### [PROBLEM TO SOLVE]
Only the number is wanted: how many lines in the data contain "text"?

▼

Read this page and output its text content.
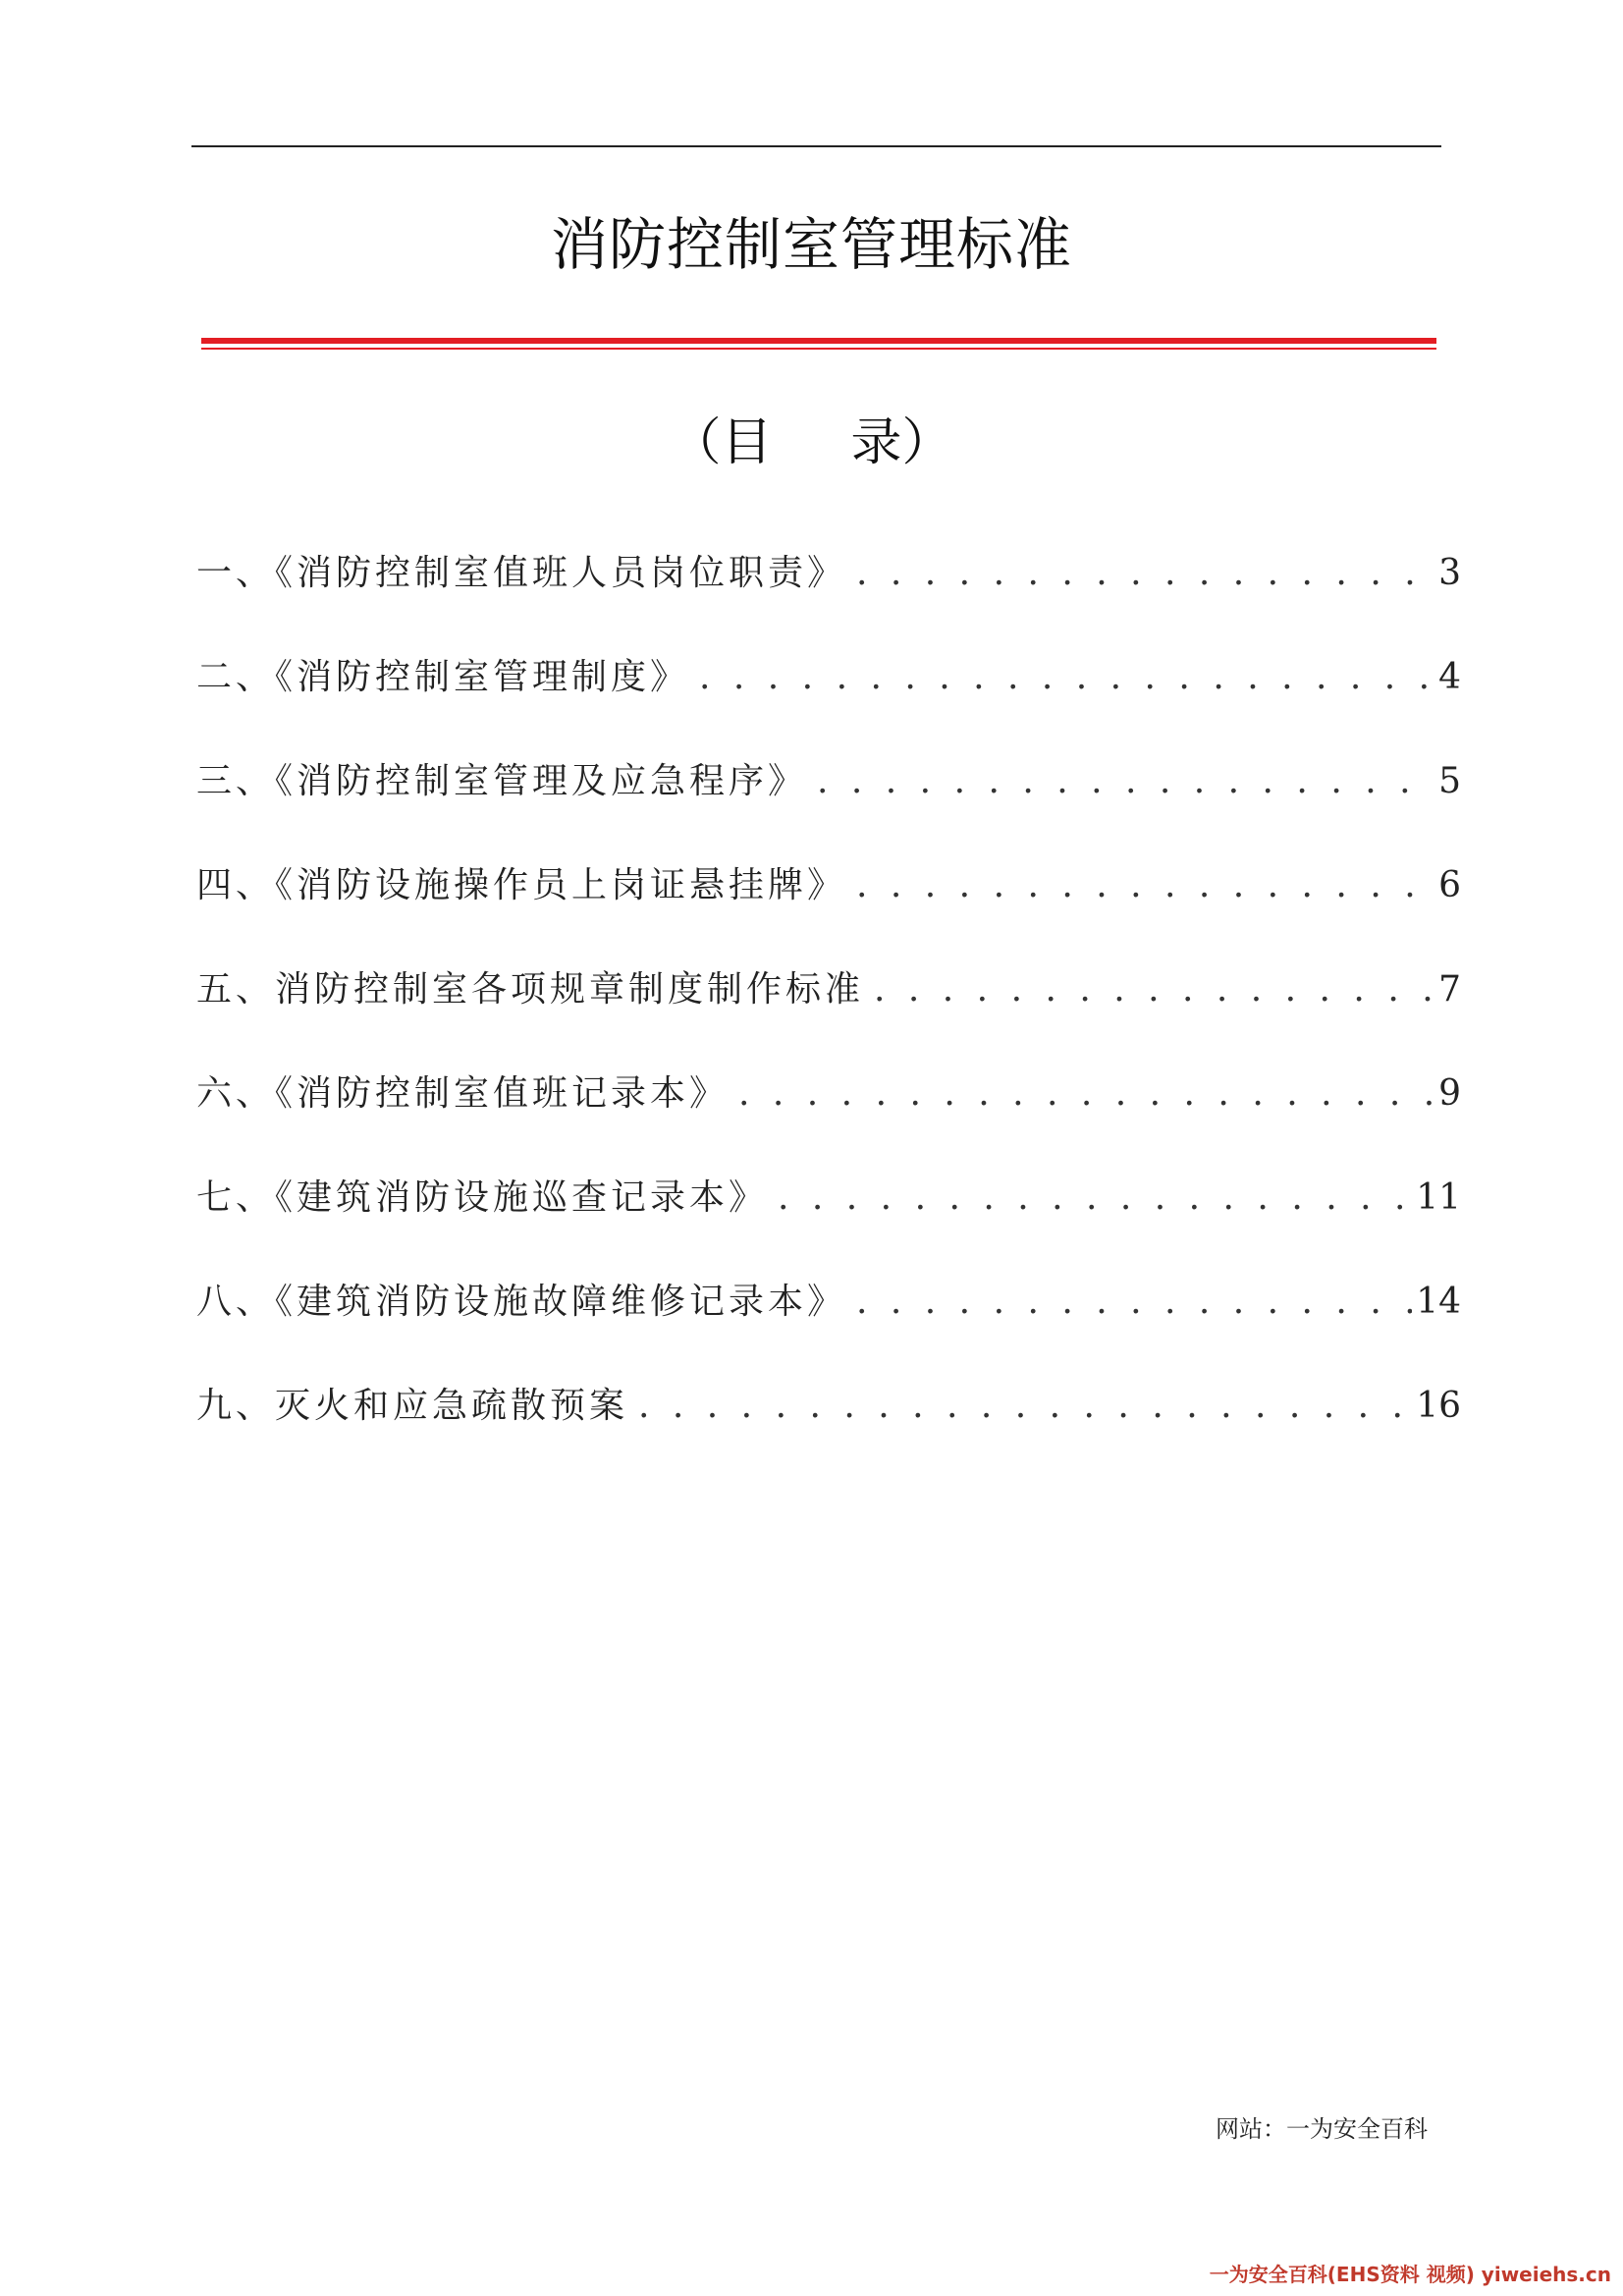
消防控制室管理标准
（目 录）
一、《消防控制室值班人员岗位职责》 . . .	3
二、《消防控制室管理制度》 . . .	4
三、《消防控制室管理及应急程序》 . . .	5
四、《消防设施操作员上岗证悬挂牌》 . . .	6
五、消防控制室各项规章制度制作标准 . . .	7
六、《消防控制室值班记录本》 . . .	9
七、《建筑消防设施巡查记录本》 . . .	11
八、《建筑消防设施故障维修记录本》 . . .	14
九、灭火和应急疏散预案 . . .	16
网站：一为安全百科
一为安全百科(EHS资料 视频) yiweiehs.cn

▲
▼

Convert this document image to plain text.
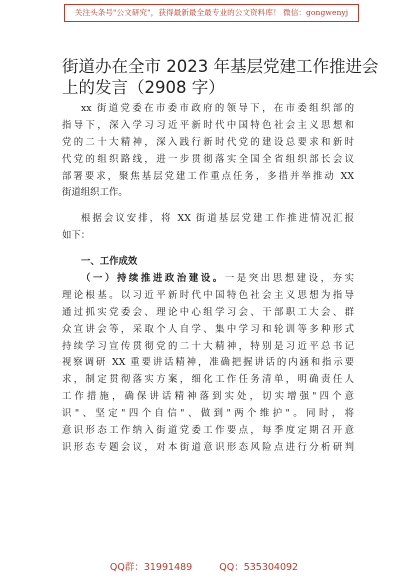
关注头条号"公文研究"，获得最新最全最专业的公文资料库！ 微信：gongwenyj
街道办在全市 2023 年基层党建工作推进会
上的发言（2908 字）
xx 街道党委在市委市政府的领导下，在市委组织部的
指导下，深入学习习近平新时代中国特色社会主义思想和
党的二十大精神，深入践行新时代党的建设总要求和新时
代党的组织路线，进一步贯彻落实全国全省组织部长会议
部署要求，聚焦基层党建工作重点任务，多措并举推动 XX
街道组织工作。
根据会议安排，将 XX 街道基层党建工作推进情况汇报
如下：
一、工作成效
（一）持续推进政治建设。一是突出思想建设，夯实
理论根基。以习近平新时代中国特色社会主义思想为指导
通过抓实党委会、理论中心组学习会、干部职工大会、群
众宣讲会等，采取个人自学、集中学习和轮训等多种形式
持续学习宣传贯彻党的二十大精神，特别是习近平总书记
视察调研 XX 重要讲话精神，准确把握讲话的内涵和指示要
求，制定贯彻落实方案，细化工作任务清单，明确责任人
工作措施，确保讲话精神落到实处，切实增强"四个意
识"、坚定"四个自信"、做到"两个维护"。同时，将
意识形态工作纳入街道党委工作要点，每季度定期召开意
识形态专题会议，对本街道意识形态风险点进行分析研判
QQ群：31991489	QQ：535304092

▲

### [RESPONSE BELOW]
2